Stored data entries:
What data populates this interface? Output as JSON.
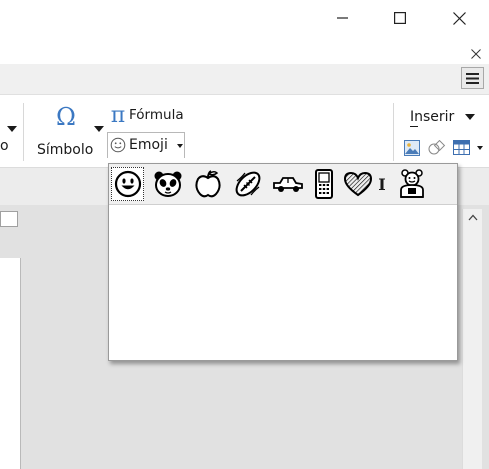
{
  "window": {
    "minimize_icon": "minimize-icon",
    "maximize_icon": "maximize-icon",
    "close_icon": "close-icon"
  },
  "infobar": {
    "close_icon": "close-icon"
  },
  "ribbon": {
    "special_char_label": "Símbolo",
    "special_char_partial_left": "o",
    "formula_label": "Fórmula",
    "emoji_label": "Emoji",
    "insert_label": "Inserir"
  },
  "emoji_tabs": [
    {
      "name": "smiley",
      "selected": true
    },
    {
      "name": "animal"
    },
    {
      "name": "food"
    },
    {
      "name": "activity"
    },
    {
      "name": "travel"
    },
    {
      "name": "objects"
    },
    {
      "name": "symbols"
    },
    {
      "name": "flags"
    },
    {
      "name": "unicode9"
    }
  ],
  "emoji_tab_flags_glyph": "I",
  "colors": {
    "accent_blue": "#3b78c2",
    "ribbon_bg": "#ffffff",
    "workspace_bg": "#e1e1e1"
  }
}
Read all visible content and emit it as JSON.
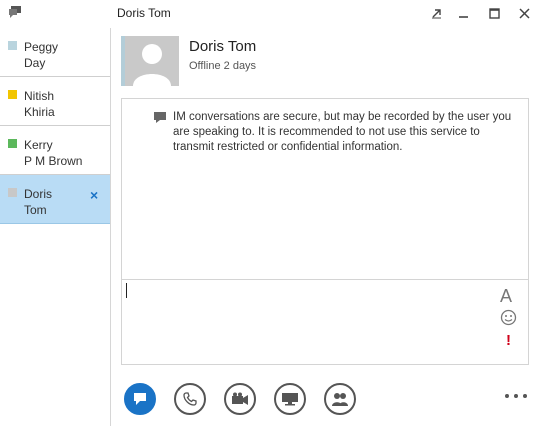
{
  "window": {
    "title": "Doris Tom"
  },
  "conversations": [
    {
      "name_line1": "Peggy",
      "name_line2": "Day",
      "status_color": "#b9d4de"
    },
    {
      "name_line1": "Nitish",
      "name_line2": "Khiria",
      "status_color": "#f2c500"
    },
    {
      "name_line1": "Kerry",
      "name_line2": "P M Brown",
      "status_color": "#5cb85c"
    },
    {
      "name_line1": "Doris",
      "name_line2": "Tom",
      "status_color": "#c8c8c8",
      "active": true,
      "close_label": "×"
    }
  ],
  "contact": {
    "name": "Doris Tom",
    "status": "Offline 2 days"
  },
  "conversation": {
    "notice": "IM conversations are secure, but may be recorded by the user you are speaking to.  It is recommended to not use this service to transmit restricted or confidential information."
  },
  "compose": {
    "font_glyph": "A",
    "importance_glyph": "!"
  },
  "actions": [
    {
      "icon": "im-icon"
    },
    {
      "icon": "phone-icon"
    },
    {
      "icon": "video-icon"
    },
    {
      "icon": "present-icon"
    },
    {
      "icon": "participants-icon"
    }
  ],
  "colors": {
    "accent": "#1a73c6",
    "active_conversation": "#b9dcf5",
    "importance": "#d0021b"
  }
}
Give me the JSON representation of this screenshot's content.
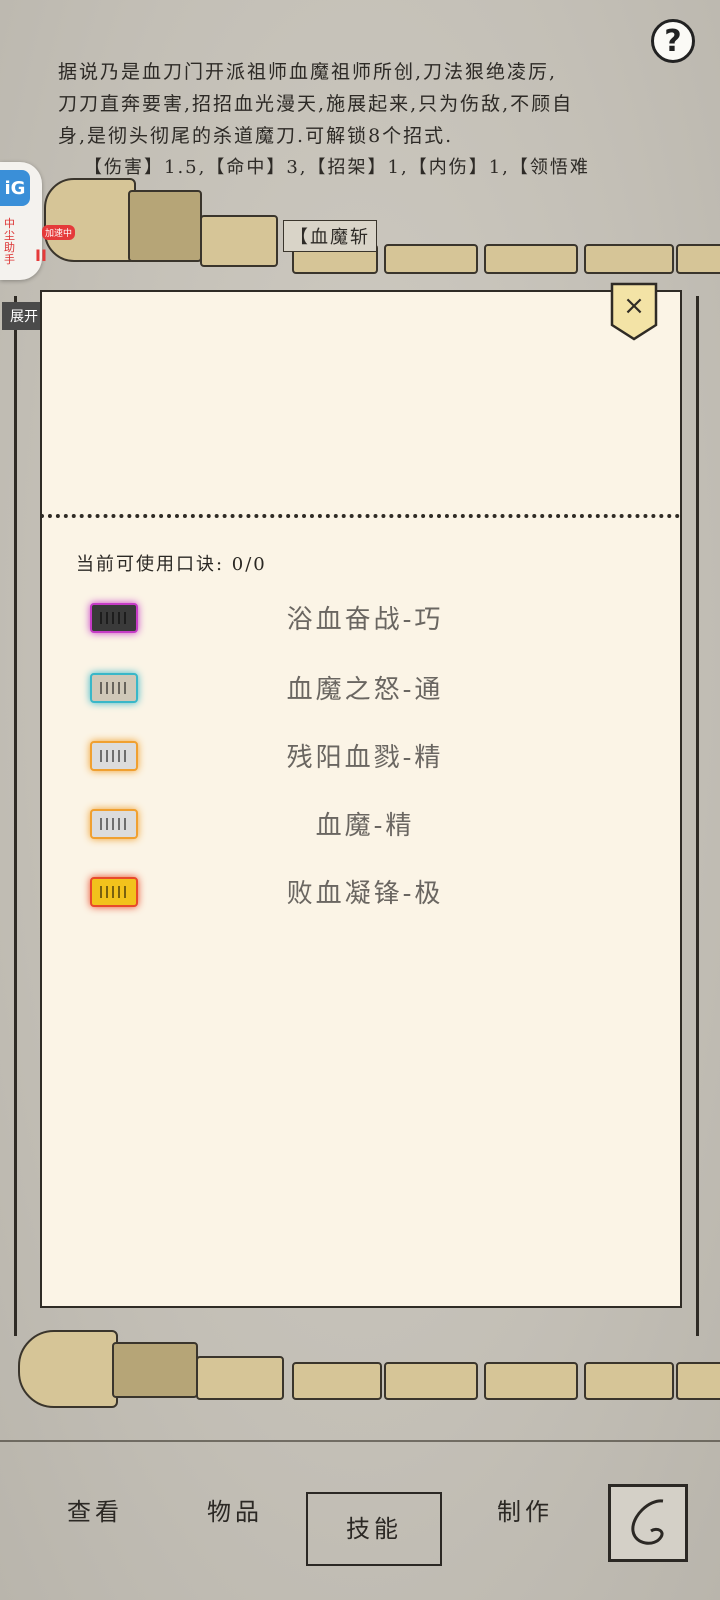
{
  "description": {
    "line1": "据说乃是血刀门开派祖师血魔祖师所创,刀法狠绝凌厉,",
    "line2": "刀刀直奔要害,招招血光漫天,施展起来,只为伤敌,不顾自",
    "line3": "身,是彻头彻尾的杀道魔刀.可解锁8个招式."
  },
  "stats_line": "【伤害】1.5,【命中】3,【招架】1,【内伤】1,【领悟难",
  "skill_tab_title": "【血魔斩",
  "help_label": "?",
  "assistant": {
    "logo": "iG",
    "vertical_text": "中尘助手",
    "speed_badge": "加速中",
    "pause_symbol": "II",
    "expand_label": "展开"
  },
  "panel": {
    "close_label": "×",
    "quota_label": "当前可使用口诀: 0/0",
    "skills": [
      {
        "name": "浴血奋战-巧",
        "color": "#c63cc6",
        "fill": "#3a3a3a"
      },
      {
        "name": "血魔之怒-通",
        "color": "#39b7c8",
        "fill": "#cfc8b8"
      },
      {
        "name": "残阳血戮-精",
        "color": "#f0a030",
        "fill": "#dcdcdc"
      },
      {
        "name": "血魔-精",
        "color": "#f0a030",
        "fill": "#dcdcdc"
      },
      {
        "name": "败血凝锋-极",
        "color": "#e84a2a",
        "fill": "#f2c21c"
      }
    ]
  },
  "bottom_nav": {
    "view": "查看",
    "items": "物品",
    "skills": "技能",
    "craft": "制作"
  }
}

# WHAT THIS TASK INVOLVES
Where a line of the entries contains the word "conversations", copy that line.

# COMPLETE ANSWER
  "conversations": [
    "notice": "IM conversations are secure, but may be recorded by the user you are speaking to.  It is recommended to not use this service to transmit restricted or confidential information."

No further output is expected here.